===== Entries

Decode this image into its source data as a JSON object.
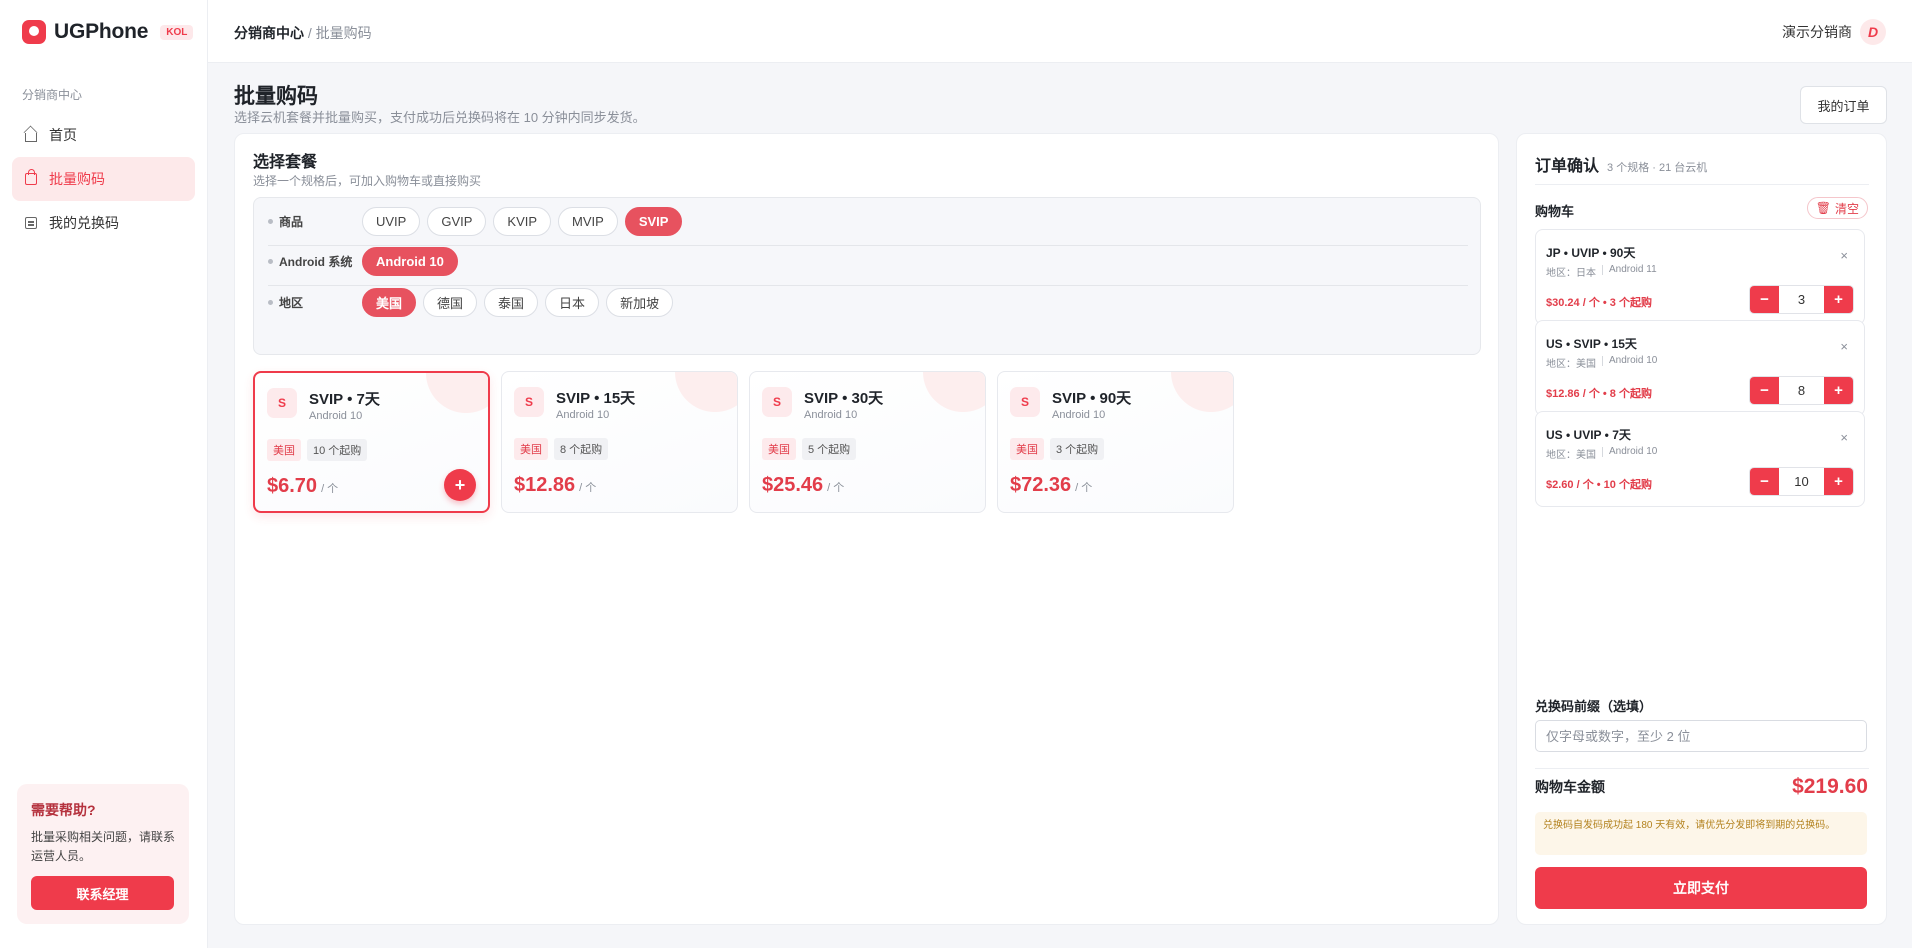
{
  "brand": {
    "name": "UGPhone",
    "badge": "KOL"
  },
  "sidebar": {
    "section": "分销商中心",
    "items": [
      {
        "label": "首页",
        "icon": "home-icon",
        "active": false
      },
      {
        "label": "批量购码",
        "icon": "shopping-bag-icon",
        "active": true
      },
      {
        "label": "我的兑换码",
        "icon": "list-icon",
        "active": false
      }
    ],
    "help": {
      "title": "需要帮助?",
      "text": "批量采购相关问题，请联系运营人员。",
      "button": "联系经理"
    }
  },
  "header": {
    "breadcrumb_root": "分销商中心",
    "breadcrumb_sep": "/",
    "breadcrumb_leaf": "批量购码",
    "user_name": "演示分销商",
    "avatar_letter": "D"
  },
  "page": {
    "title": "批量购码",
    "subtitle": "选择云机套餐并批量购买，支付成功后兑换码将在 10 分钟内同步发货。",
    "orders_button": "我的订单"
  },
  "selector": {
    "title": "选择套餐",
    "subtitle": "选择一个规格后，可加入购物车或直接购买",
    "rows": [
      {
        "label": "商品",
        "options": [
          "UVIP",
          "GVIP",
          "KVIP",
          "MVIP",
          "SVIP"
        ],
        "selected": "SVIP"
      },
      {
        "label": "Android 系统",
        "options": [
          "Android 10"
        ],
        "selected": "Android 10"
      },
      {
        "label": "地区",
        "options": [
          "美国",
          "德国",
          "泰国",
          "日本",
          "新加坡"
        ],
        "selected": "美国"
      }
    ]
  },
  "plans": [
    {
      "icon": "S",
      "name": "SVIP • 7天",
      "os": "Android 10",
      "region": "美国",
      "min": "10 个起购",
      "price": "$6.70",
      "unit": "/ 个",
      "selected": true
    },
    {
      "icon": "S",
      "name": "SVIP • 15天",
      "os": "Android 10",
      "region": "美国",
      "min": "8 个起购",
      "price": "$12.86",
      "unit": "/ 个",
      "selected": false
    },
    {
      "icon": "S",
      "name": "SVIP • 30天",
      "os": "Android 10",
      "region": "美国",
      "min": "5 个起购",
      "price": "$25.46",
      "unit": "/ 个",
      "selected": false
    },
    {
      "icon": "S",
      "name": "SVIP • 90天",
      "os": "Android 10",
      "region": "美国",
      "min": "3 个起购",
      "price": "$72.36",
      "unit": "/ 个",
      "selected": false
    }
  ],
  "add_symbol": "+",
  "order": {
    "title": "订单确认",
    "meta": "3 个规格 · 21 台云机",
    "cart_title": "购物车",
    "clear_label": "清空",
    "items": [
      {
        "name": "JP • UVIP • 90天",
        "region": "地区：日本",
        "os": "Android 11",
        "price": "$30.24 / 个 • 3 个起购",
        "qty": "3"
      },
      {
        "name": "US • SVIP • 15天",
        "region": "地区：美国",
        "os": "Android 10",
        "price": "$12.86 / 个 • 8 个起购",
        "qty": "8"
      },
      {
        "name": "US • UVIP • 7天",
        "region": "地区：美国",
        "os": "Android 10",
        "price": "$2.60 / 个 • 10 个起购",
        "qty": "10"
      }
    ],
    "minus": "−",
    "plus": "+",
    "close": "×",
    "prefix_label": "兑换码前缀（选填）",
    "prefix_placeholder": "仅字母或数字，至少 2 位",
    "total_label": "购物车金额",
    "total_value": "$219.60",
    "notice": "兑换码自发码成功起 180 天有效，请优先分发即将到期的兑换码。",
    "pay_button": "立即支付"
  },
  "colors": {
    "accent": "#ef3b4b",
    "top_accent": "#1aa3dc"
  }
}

==========

■ Aim: Print the entries above exactly, taking out only the pictures.

■ Task output:
Decode this image into its source data as a JSON object.
{
  "brand": {
    "name": "UGPhone",
    "badge": "KOL"
  },
  "sidebar": {
    "section": "分销商中心",
    "items": [
      {
        "label": "首页",
        "icon": "home-icon",
        "active": false
      },
      {
        "label": "批量购码",
        "icon": "shopping-bag-icon",
        "active": true
      },
      {
        "label": "我的兑换码",
        "icon": "list-icon",
        "active": false
      }
    ],
    "help": {
      "title": "需要帮助?",
      "text": "批量采购相关问题，请联系运营人员。",
      "button": "联系经理"
    }
  },
  "header": {
    "breadcrumb_root": "分销商中心",
    "breadcrumb_sep": "/",
    "breadcrumb_leaf": "批量购码",
    "user_name": "演示分销商",
    "avatar_letter": "D"
  },
  "page": {
    "title": "批量购码",
    "subtitle": "选择云机套餐并批量购买，支付成功后兑换码将在 10 分钟内同步发货。",
    "orders_button": "我的订单"
  },
  "selector": {
    "title": "选择套餐",
    "subtitle": "选择一个规格后，可加入购物车或直接购买",
    "rows": [
      {
        "label": "商品",
        "options": [
          "UVIP",
          "GVIP",
          "KVIP",
          "MVIP",
          "SVIP"
        ],
        "selected": "SVIP"
      },
      {
        "label": "Android 系统",
        "options": [
          "Android 10"
        ],
        "selected": "Android 10"
      },
      {
        "label": "地区",
        "options": [
          "美国",
          "德国",
          "泰国",
          "日本",
          "新加坡"
        ],
        "selected": "美国"
      }
    ]
  },
  "plans": [
    {
      "icon": "S",
      "name": "SVIP • 7天",
      "os": "Android 10",
      "region": "美国",
      "min": "10 个起购",
      "price": "$6.70",
      "unit": "/ 个",
      "selected": true
    },
    {
      "icon": "S",
      "name": "SVIP • 15天",
      "os": "Android 10",
      "region": "美国",
      "min": "8 个起购",
      "price": "$12.86",
      "unit": "/ 个",
      "selected": false
    },
    {
      "icon": "S",
      "name": "SVIP • 30天",
      "os": "Android 10",
      "region": "美国",
      "min": "5 个起购",
      "price": "$25.46",
      "unit": "/ 个",
      "selected": false
    },
    {
      "icon": "S",
      "name": "SVIP • 90天",
      "os": "Android 10",
      "region": "美国",
      "min": "3 个起购",
      "price": "$72.36",
      "unit": "/ 个",
      "selected": false
    }
  ],
  "add_symbol": "+",
  "order": {
    "title": "订单确认",
    "meta": "3 个规格 · 21 台云机",
    "cart_title": "购物车",
    "clear_label": "清空",
    "items": [
      {
        "name": "JP • UVIP • 90天",
        "region": "地区：日本",
        "os": "Android 11",
        "price": "$30.24 / 个 • 3 个起购",
        "qty": "3"
      },
      {
        "name": "US • SVIP • 15天",
        "region": "地区：美国",
        "os": "Android 10",
        "price": "$12.86 / 个 • 8 个起购",
        "qty": "8"
      },
      {
        "name": "US • UVIP • 7天",
        "region": "地区：美国",
        "os": "Android 10",
        "price": "$2.60 / 个 • 10 个起购",
        "qty": "10"
      }
    ],
    "minus": "−",
    "plus": "+",
    "close": "×",
    "prefix_label": "兑换码前缀（选填）",
    "prefix_placeholder": "仅字母或数字，至少 2 位",
    "total_label": "购物车金额",
    "total_value": "$219.60",
    "notice": "兑换码自发码成功起 180 天有效，请优先分发即将到期的兑换码。",
    "pay_button": "立即支付"
  },
  "colors": {
    "accent": "#ef3b4b",
    "top_accent": "#1aa3dc"
  }
}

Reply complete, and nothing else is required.